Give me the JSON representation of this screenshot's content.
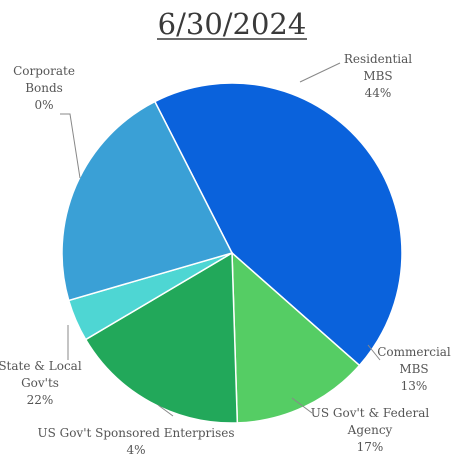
{
  "chart_data": {
    "type": "pie",
    "title": "6/30/2024",
    "slices": [
      {
        "name": "Residential MBS",
        "label_lines": [
          "Residential",
          "MBS"
        ],
        "value": 44,
        "value_label": "44%",
        "color": "#0a62dc"
      },
      {
        "name": "Commercial MBS",
        "label_lines": [
          "Commercial",
          "MBS"
        ],
        "value": 13,
        "value_label": "13%",
        "color": "#55cd64"
      },
      {
        "name": "US Gov't & Federal Agency",
        "label_lines": [
          "US Gov't & Federal",
          "Agency"
        ],
        "value": 17,
        "value_label": "17%",
        "color": "#22a85a"
      },
      {
        "name": "US Gov't Sponsored Enterprises",
        "label_lines": [
          "US Gov't Sponsored Enterprises"
        ],
        "value": 4,
        "value_label": "4%",
        "color": "#4ed6d3"
      },
      {
        "name": "State & Local Gov'ts",
        "label_lines": [
          "State & Local",
          "Gov'ts"
        ],
        "value": 22,
        "value_label": "22%",
        "color": "#3aa0d6"
      },
      {
        "name": "Corporate Bonds",
        "label_lines": [
          "Corporate",
          "Bonds"
        ],
        "value": 0,
        "value_label": "0%",
        "color": "#1e4fa8"
      }
    ]
  }
}
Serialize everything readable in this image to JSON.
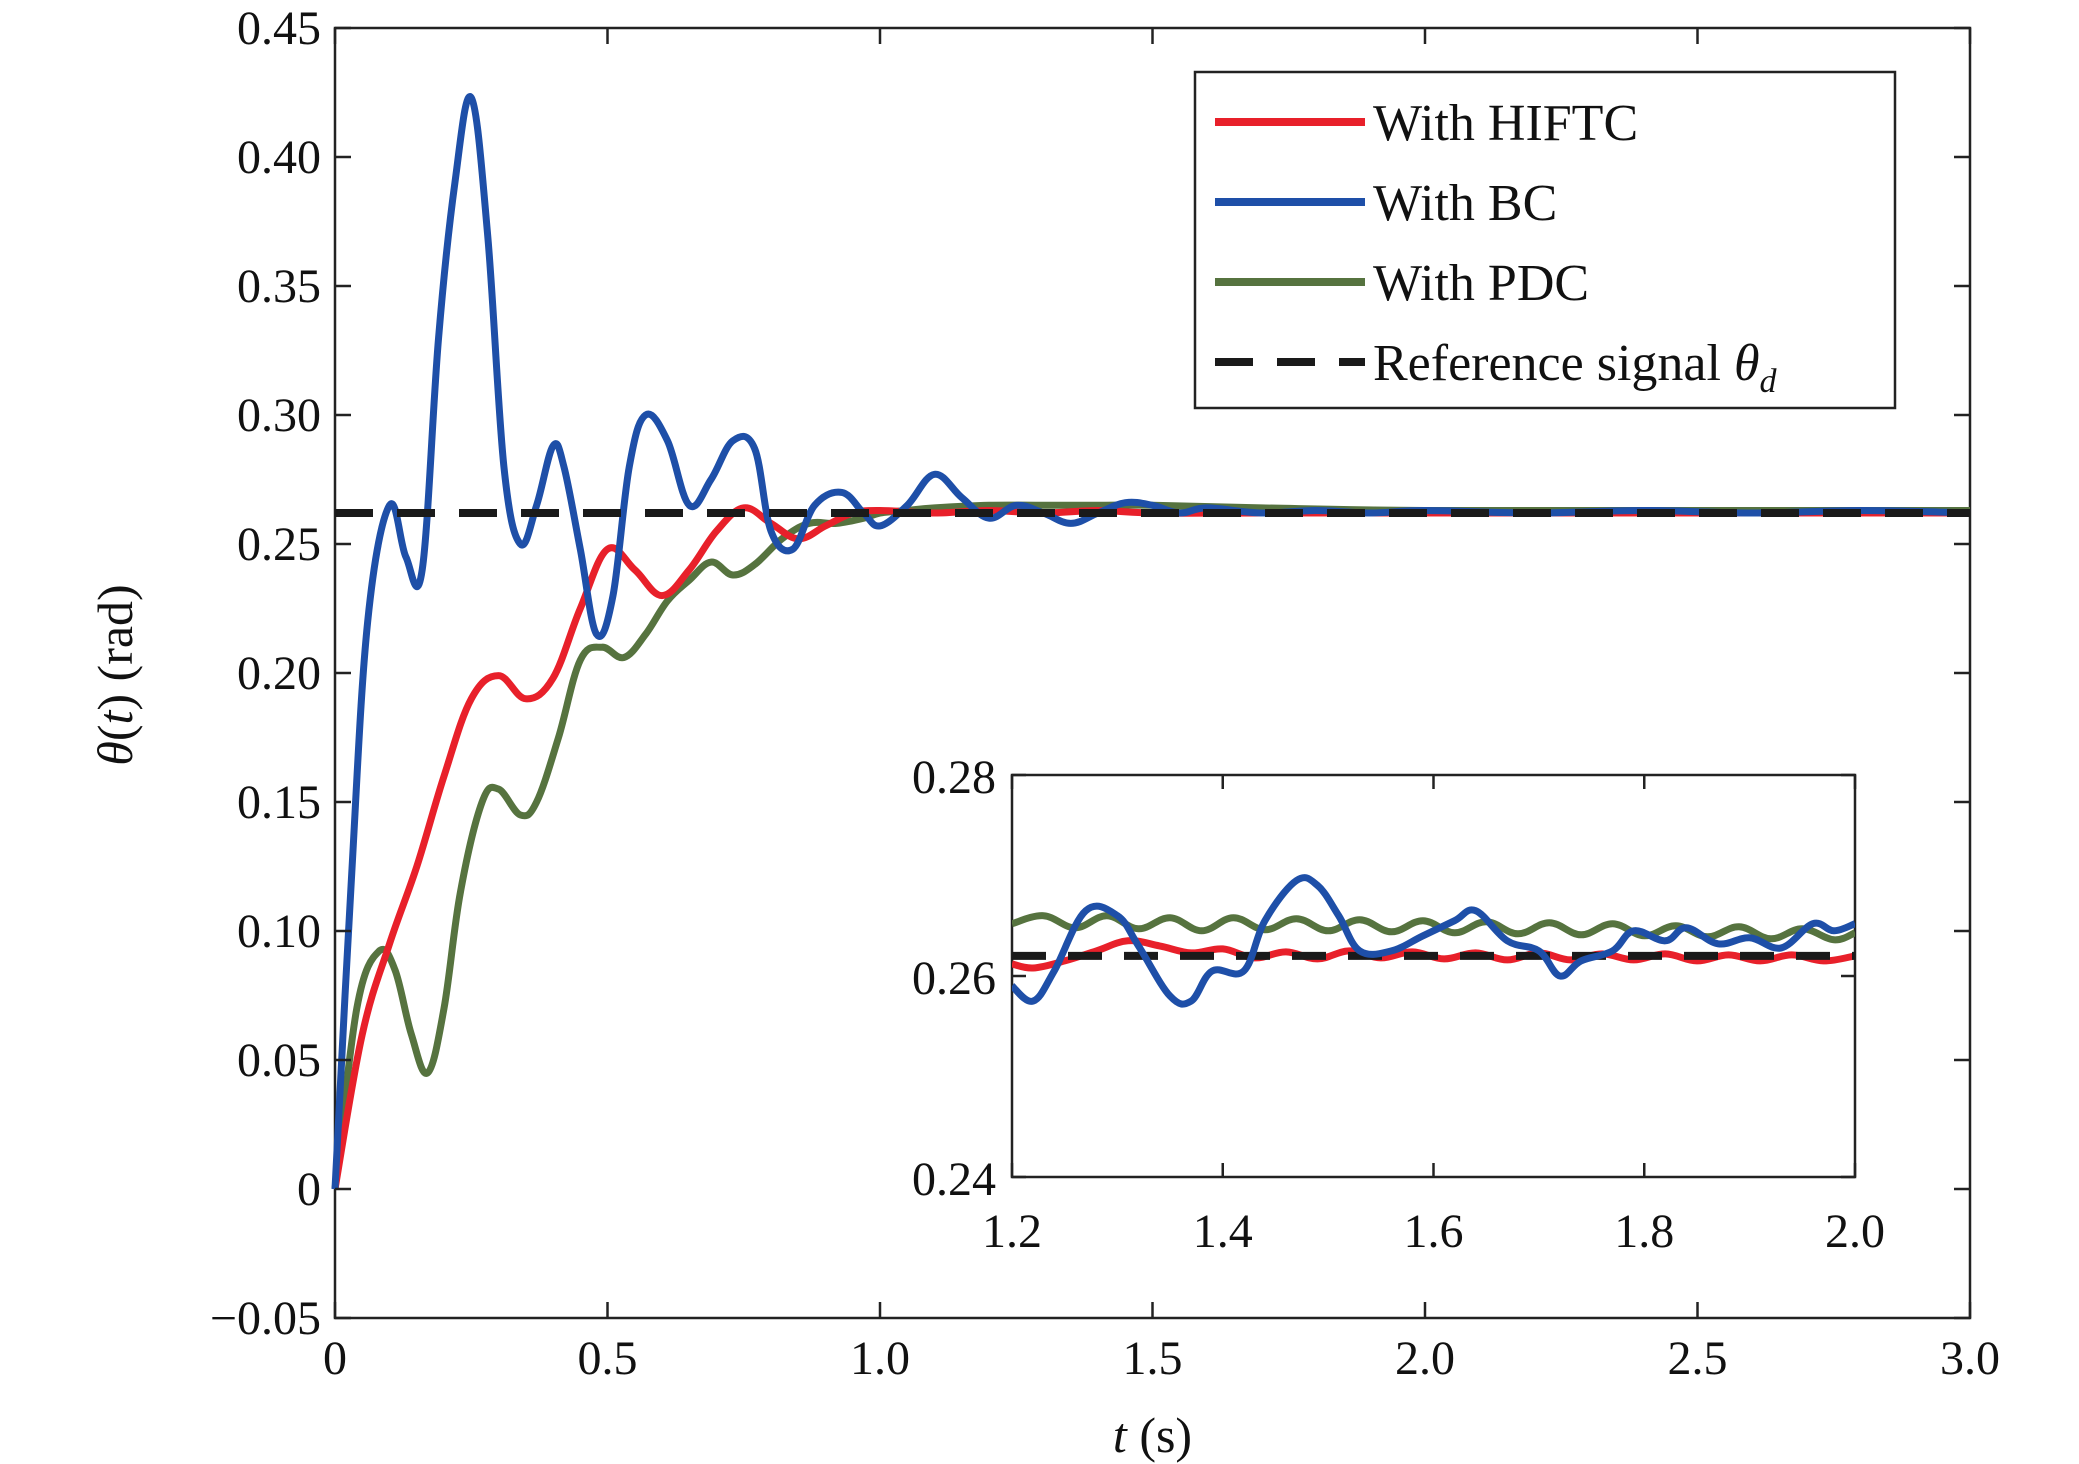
{
  "chart_data": [
    {
      "type": "line",
      "title": "",
      "xlabel": {
        "var": "t",
        "unit": " (s)"
      },
      "ylabel": {
        "var1": "θ(",
        "var2": "t",
        "var3": ")",
        "unit": " (rad)"
      },
      "xlim": [
        0,
        3.0
      ],
      "ylim": [
        -0.05,
        0.45
      ],
      "xticks": [
        0,
        0.5,
        1.0,
        1.5,
        2.0,
        2.5,
        3.0
      ],
      "xtick_labels": [
        "0",
        "0.5",
        "1.0",
        "1.5",
        "2.0",
        "2.5",
        "3.0"
      ],
      "yticks": [
        -0.05,
        0,
        0.05,
        0.1,
        0.15,
        0.2,
        0.25,
        0.3,
        0.35,
        0.4,
        0.45
      ],
      "ytick_labels": [
        "−0.05",
        "0",
        "0.05",
        "0.10",
        "0.15",
        "0.20",
        "0.25",
        "0.30",
        "0.35",
        "0.40",
        "0.45"
      ],
      "grid": false,
      "legend_position": "top-right",
      "series": [
        {
          "name": "With HIFTC",
          "color": "#e8202a",
          "style": "solid",
          "x": [
            0,
            0.05,
            0.1,
            0.15,
            0.2,
            0.25,
            0.3,
            0.35,
            0.4,
            0.45,
            0.5,
            0.55,
            0.6,
            0.65,
            0.7,
            0.75,
            0.8,
            0.85,
            0.9,
            0.95,
            1.0,
            1.1,
            1.2,
            1.3,
            1.4,
            1.5,
            1.7,
            2.0,
            2.5,
            3.0
          ],
          "y": [
            0,
            0.06,
            0.095,
            0.125,
            0.16,
            0.19,
            0.199,
            0.19,
            0.198,
            0.225,
            0.248,
            0.24,
            0.23,
            0.24,
            0.255,
            0.264,
            0.258,
            0.252,
            0.257,
            0.262,
            0.263,
            0.262,
            0.263,
            0.262,
            0.263,
            0.262,
            0.262,
            0.262,
            0.262,
            0.262
          ]
        },
        {
          "name": "With BC",
          "color": "#1e4fa8",
          "style": "solid",
          "x": [
            0,
            0.03,
            0.06,
            0.1,
            0.13,
            0.16,
            0.19,
            0.22,
            0.25,
            0.28,
            0.31,
            0.34,
            0.37,
            0.4,
            0.42,
            0.45,
            0.48,
            0.51,
            0.54,
            0.57,
            0.61,
            0.65,
            0.69,
            0.73,
            0.77,
            0.8,
            0.84,
            0.88,
            0.93,
            0.97,
            1.0,
            1.05,
            1.1,
            1.15,
            1.2,
            1.25,
            1.3,
            1.35,
            1.4,
            1.45,
            1.5,
            1.55,
            1.6,
            1.7,
            1.8,
            1.9,
            2.0,
            2.2,
            2.4,
            2.6,
            2.8,
            3.0
          ],
          "y": [
            0,
            0.12,
            0.22,
            0.265,
            0.245,
            0.24,
            0.33,
            0.39,
            0.423,
            0.37,
            0.28,
            0.25,
            0.265,
            0.288,
            0.28,
            0.248,
            0.215,
            0.23,
            0.28,
            0.3,
            0.29,
            0.265,
            0.275,
            0.29,
            0.287,
            0.255,
            0.248,
            0.265,
            0.27,
            0.262,
            0.257,
            0.265,
            0.277,
            0.268,
            0.26,
            0.265,
            0.262,
            0.258,
            0.262,
            0.266,
            0.265,
            0.262,
            0.264,
            0.262,
            0.263,
            0.262,
            0.263,
            0.262,
            0.263,
            0.262,
            0.263,
            0.262
          ]
        },
        {
          "name": "With PDC",
          "color": "#56733f",
          "style": "solid",
          "x": [
            0,
            0.04,
            0.08,
            0.11,
            0.14,
            0.17,
            0.2,
            0.23,
            0.27,
            0.3,
            0.34,
            0.37,
            0.41,
            0.45,
            0.49,
            0.53,
            0.57,
            0.61,
            0.65,
            0.69,
            0.73,
            0.77,
            0.82,
            0.87,
            0.92,
            0.97,
            1.0,
            1.05,
            1.1,
            1.2,
            1.3,
            1.4,
            1.5,
            1.7,
            2.0,
            2.5,
            3.0
          ],
          "y": [
            0,
            0.07,
            0.092,
            0.085,
            0.06,
            0.045,
            0.07,
            0.115,
            0.15,
            0.155,
            0.145,
            0.15,
            0.175,
            0.205,
            0.21,
            0.206,
            0.215,
            0.228,
            0.236,
            0.243,
            0.238,
            0.242,
            0.252,
            0.258,
            0.258,
            0.26,
            0.262,
            0.263,
            0.264,
            0.265,
            0.265,
            0.265,
            0.265,
            0.264,
            0.263,
            0.263,
            0.263
          ]
        },
        {
          "name": "Reference signal θd",
          "color": "#1a1a1a",
          "style": "dashed",
          "x": [
            0,
            3.0
          ],
          "y": [
            0.262,
            0.262
          ]
        }
      ],
      "legend": {
        "entries": [
          {
            "text": "With HIFTC",
            "color": "#e8202a",
            "style": "solid"
          },
          {
            "text": "With BC",
            "color": "#1e4fa8",
            "style": "solid"
          },
          {
            "text": "With PDC",
            "color": "#56733f",
            "style": "solid"
          },
          {
            "text": "Reference signal ",
            "sym": "θ",
            "sub": "d",
            "color": "#1a1a1a",
            "style": "dashed"
          }
        ]
      }
    },
    {
      "type": "line",
      "title": "",
      "inset": true,
      "xlim": [
        1.2,
        2.0
      ],
      "ylim": [
        0.24,
        0.28
      ],
      "xticks": [
        1.2,
        1.4,
        1.6,
        1.8,
        2.0
      ],
      "xtick_labels": [
        "1.2",
        "1.4",
        "1.6",
        "1.8",
        "2.0"
      ],
      "yticks": [
        0.24,
        0.26,
        0.28
      ],
      "ytick_labels": [
        "0.24",
        "0.26",
        "0.28"
      ],
      "series": [
        {
          "name": "With HIFTC",
          "color": "#e8202a",
          "x": [
            1.2,
            1.22,
            1.25,
            1.28,
            1.31,
            1.34,
            1.37,
            1.4,
            1.43,
            1.46,
            1.49,
            1.52,
            1.55,
            1.58,
            1.61,
            1.64,
            1.67,
            1.7,
            1.73,
            1.76,
            1.79,
            1.82,
            1.85,
            1.88,
            1.91,
            1.94,
            1.97,
            2.0
          ],
          "y": [
            0.2612,
            0.2608,
            0.2615,
            0.2625,
            0.2635,
            0.263,
            0.2623,
            0.2627,
            0.2618,
            0.2624,
            0.2617,
            0.2625,
            0.2618,
            0.2624,
            0.2617,
            0.2623,
            0.2616,
            0.2623,
            0.2616,
            0.2622,
            0.2616,
            0.2622,
            0.2615,
            0.2621,
            0.2615,
            0.2621,
            0.2615,
            0.262
          ]
        },
        {
          "name": "With BC",
          "color": "#1e4fa8",
          "x": [
            1.2,
            1.22,
            1.24,
            1.27,
            1.3,
            1.32,
            1.35,
            1.37,
            1.39,
            1.42,
            1.44,
            1.47,
            1.49,
            1.51,
            1.53,
            1.56,
            1.59,
            1.62,
            1.64,
            1.67,
            1.7,
            1.72,
            1.74,
            1.77,
            1.79,
            1.82,
            1.84,
            1.87,
            1.9,
            1.93,
            1.96,
            1.98,
            2.0
          ],
          "y": [
            0.259,
            0.2575,
            0.2605,
            0.2665,
            0.266,
            0.263,
            0.258,
            0.2575,
            0.2605,
            0.2605,
            0.2655,
            0.2695,
            0.269,
            0.266,
            0.2625,
            0.2625,
            0.264,
            0.2655,
            0.2665,
            0.2635,
            0.2625,
            0.26,
            0.2615,
            0.2625,
            0.2645,
            0.2635,
            0.2648,
            0.2632,
            0.2638,
            0.2628,
            0.2652,
            0.2645,
            0.2652
          ]
        },
        {
          "name": "With PDC",
          "color": "#56733f",
          "x": [
            1.2,
            1.23,
            1.26,
            1.29,
            1.32,
            1.35,
            1.38,
            1.41,
            1.44,
            1.47,
            1.5,
            1.53,
            1.56,
            1.59,
            1.62,
            1.65,
            1.68,
            1.71,
            1.74,
            1.77,
            1.8,
            1.83,
            1.86,
            1.89,
            1.92,
            1.95,
            1.98,
            2.0
          ],
          "y": [
            0.2652,
            0.266,
            0.2648,
            0.266,
            0.2647,
            0.2658,
            0.2645,
            0.2658,
            0.2646,
            0.2657,
            0.2645,
            0.2656,
            0.2644,
            0.2655,
            0.2643,
            0.2654,
            0.2642,
            0.2653,
            0.2641,
            0.2652,
            0.264,
            0.265,
            0.2639,
            0.2649,
            0.2637,
            0.2647,
            0.2636,
            0.2643
          ]
        },
        {
          "name": "Reference signal θd",
          "color": "#1a1a1a",
          "style": "dashed",
          "x": [
            1.2,
            2.0
          ],
          "y": [
            0.262,
            0.262
          ]
        }
      ]
    }
  ]
}
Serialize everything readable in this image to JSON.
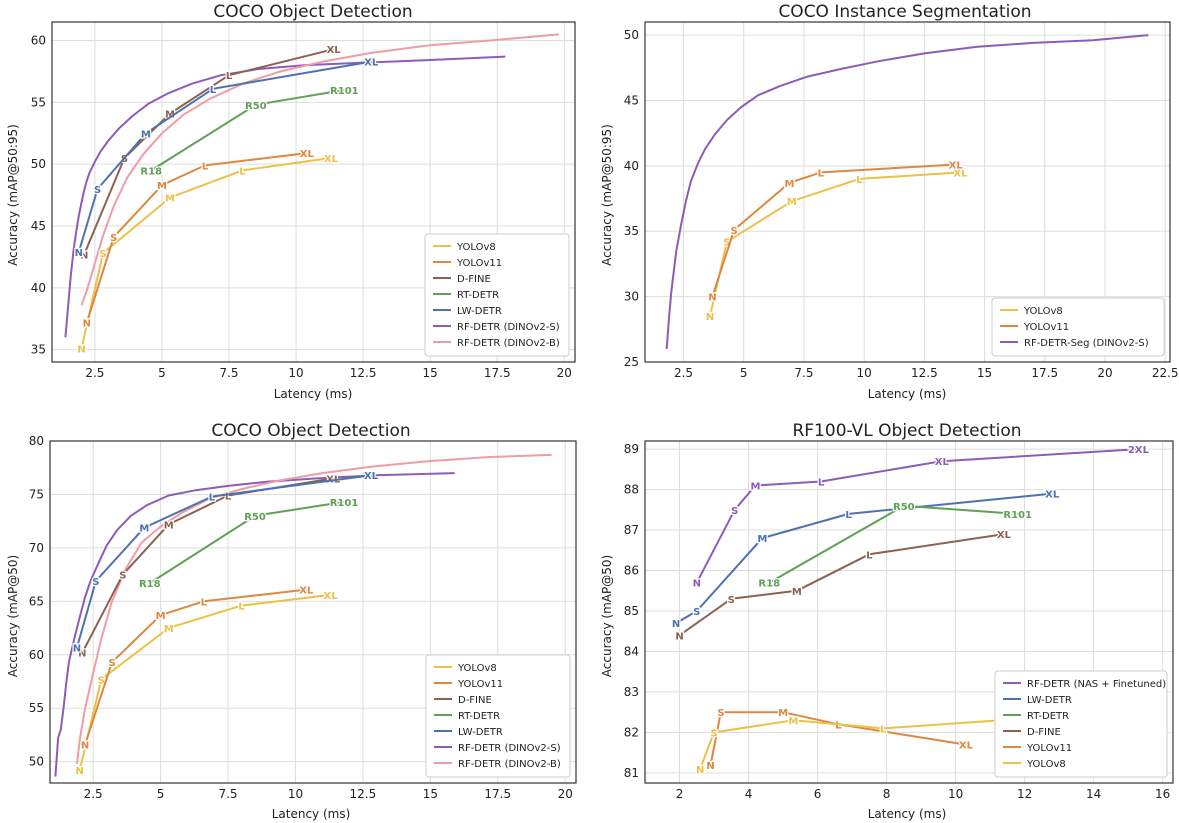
────────────────────────────────────────
[What you are asked to do] From the listing above, copy every line that holds the string "Federal".

[Solution for this task]
        "name": "US Gov't & Federal Agency",
          "US Gov't & Federal",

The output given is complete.